## [Records to process]
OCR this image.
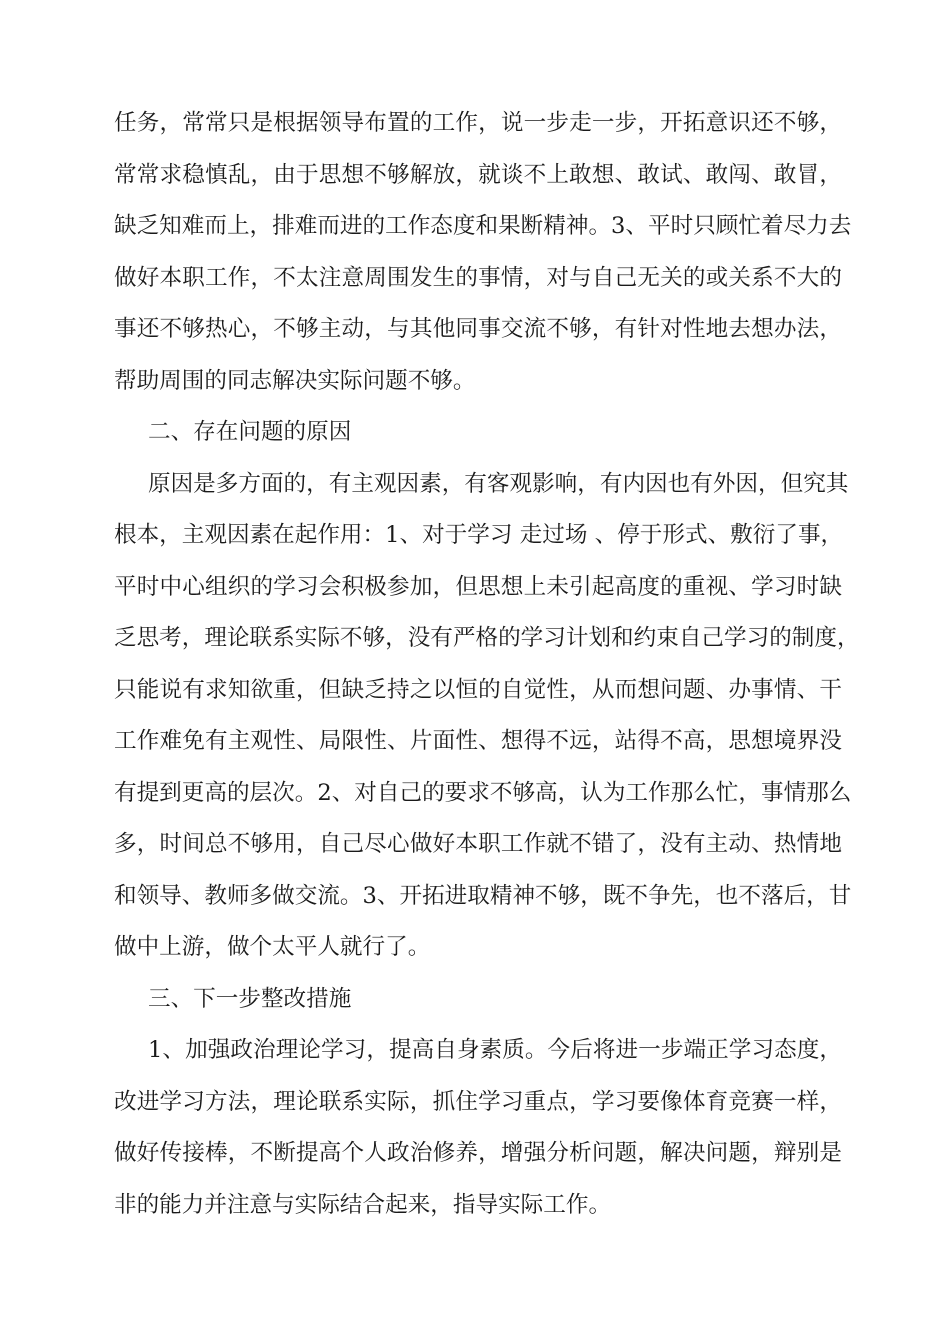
任务，常常只是根据领导布置的工作，说一步走一步，开拓意识还不够，
常常求稳慎乱，由于思想不够解放，就谈不上敢想、敢试、敢闯、敢冒，
缺乏知难而上，排难而进的工作态度和果断精神。3、平时只顾忙着尽力去
做好本职工作，不太注意周围发生的事情，对与自己无关的或关系不大的
事还不够热心，不够主动，与其他同事交流不够，有针对性地去想办法，
帮助周围的同志解决实际问题不够。
二、存在问题的原因
原因是多方面的，有主观因素，有客观影响，有内因也有外因，但究其
根本，主观因素在起作用：1、对于学习 走过场 、停于形式、敷衍了事，
平时中心组织的学习会积极参加，但思想上未引起高度的重视、学习时缺
乏思考，理论联系实际不够，没有严格的学习计划和约束自己学习的制度，
只能说有求知欲重，但缺乏持之以恒的自觉性，从而想问题、办事情、干
工作难免有主观性、局限性、片面性、想得不远，站得不高，思想境界没
有提到更高的层次。2、对自己的要求不够高，认为工作那么忙，事情那么
多，时间总不够用，自己尽心做好本职工作就不错了，没有主动、热情地
和领导、教师多做交流。3、开拓进取精神不够，既不争先，也不落后，甘
做中上游，做个太平人就行了。
三、下一步整改措施
1、加强政治理论学习，提高自身素质。今后将进一步端正学习态度，
改进学习方法，理论联系实际，抓住学习重点，学习要像体育竞赛一样，
做好传接棒，不断提高个人政治修养，增强分析问题，解决问题，辩别是
非的能力并注意与实际结合起来，指导实际工作。
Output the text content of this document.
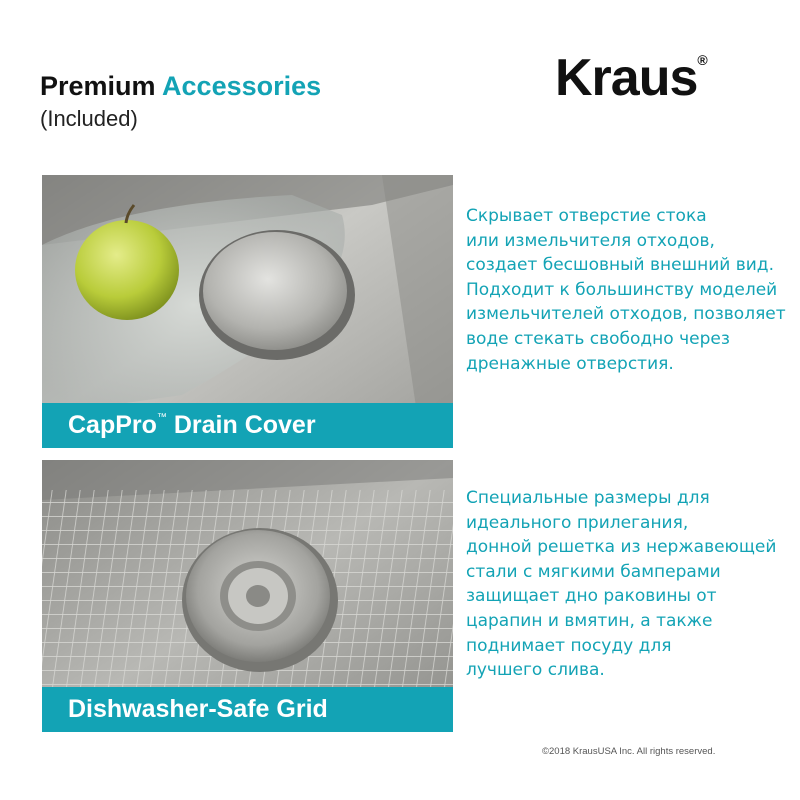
Premium Accessories
(Included)
Kraus®
CapPro™ Drain Cover
Скрывает отверстие стока
или измельчителя отходов,
создает бесшовный внешний вид.
Подходит к большинству моделей
измельчителей отходов, позволяет
воде стекать свободно через
дренажные отверстия.
Dishwasher-Safe Grid
Специальные размеры для
идеального прилегания,
донной решетка из нержавеющей
стали с мягкими бамперами
защищает дно раковины от
царапин и вмятин, а также
поднимает посуду для
лучшего слива.
©2018 KrausUSA Inc. All rights reserved.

## [Your objective]
Which lines contain the word "this"? Return each of them.

## [Worked answer]
OCR this image.
Output the text content of this document.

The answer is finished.